--- start ---

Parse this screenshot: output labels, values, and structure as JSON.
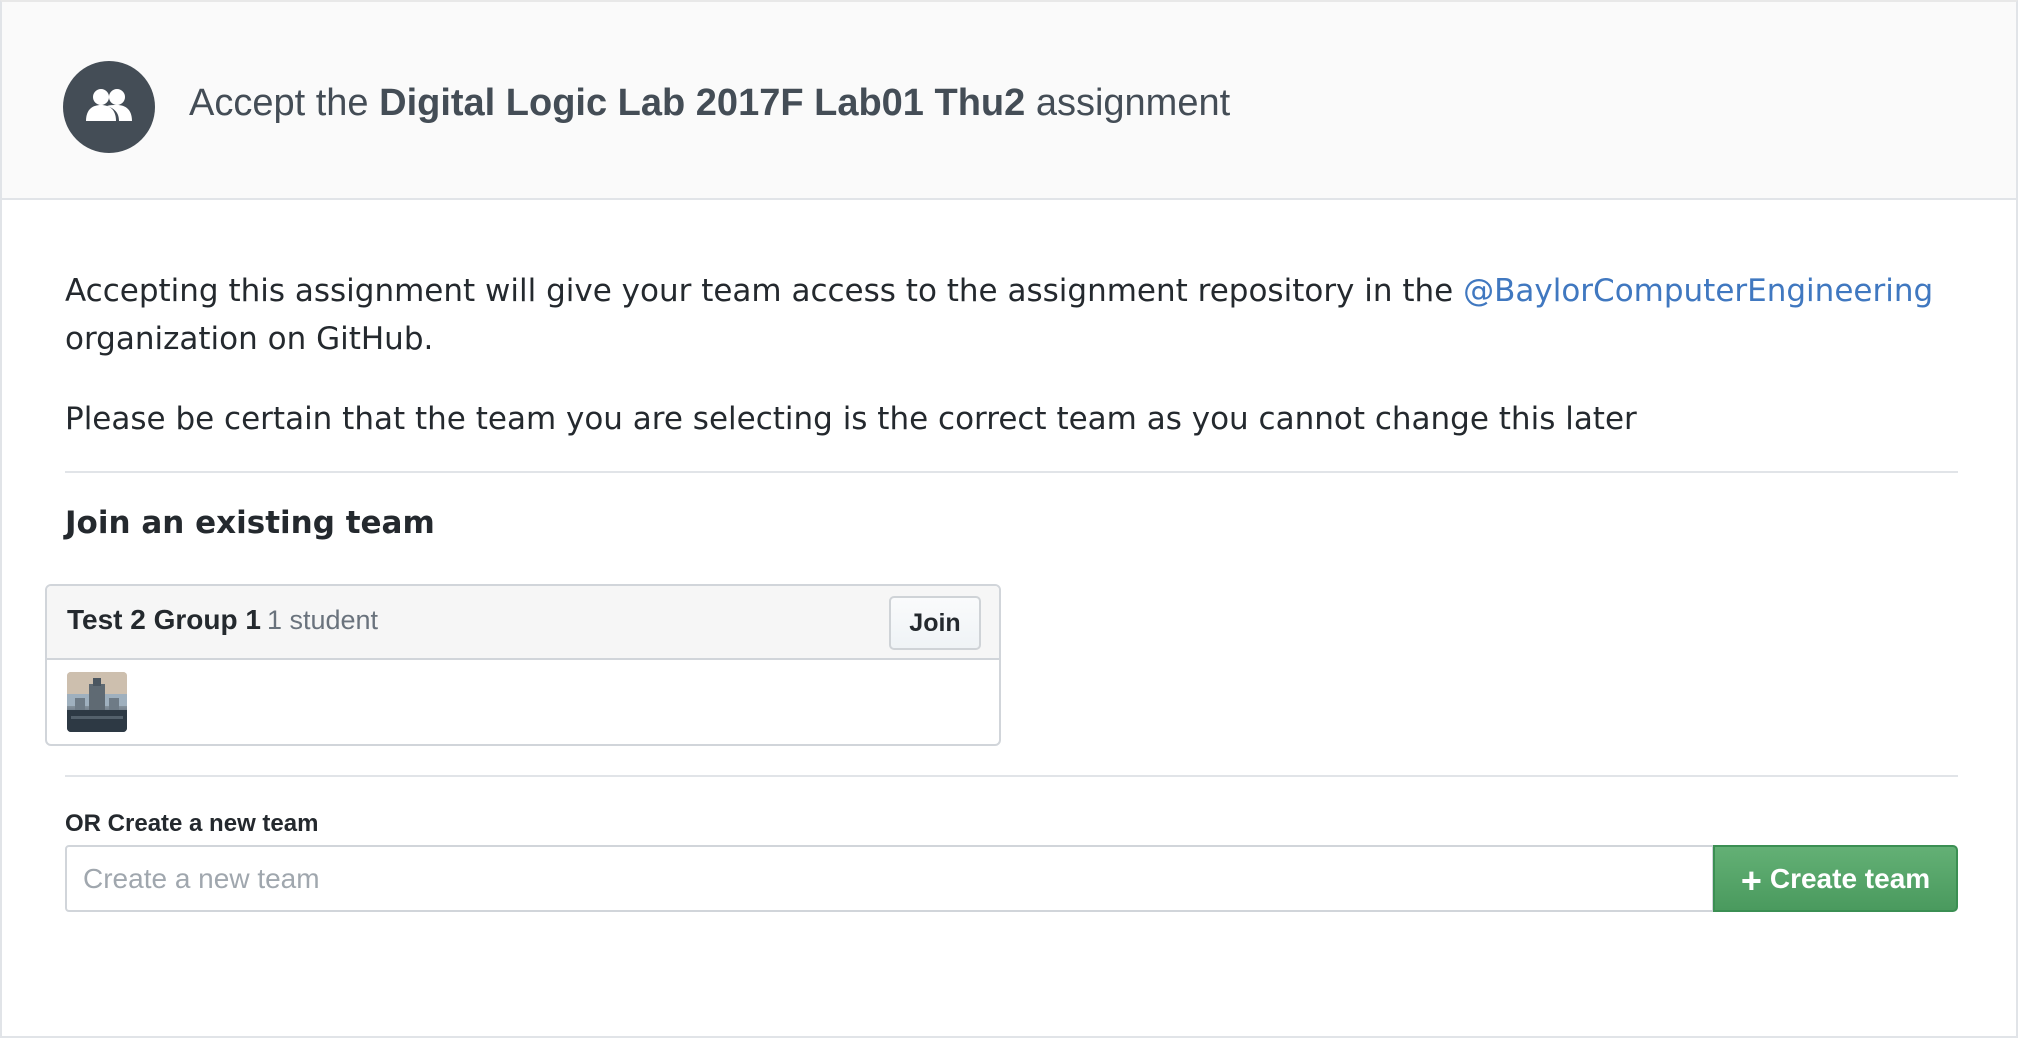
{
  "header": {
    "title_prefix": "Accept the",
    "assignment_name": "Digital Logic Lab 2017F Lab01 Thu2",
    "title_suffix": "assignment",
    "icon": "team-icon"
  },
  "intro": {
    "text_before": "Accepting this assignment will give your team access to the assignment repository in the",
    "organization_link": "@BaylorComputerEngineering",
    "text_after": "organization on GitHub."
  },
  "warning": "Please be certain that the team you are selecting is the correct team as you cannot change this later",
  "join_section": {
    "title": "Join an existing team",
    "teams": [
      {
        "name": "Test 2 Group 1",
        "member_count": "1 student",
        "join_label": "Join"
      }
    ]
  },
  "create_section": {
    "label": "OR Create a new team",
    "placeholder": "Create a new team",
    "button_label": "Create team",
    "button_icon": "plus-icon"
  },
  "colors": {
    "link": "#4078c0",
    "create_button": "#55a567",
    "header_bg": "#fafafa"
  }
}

--- end ---

## Instructions for the task:
Write out the records above exactly as they appear, leaving out any pictures.

## Exercise solution:
Parse this screenshot: output labels, values, and structure as JSON.
{
  "header": {
    "title_prefix": "Accept the",
    "assignment_name": "Digital Logic Lab 2017F Lab01 Thu2",
    "title_suffix": "assignment",
    "icon": "team-icon"
  },
  "intro": {
    "text_before": "Accepting this assignment will give your team access to the assignment repository in the",
    "organization_link": "@BaylorComputerEngineering",
    "text_after": "organization on GitHub."
  },
  "warning": "Please be certain that the team you are selecting is the correct team as you cannot change this later",
  "join_section": {
    "title": "Join an existing team",
    "teams": [
      {
        "name": "Test 2 Group 1",
        "member_count": "1 student",
        "join_label": "Join"
      }
    ]
  },
  "create_section": {
    "label": "OR Create a new team",
    "placeholder": "Create a new team",
    "button_label": "Create team",
    "button_icon": "plus-icon"
  },
  "colors": {
    "link": "#4078c0",
    "create_button": "#55a567",
    "header_bg": "#fafafa"
  }
}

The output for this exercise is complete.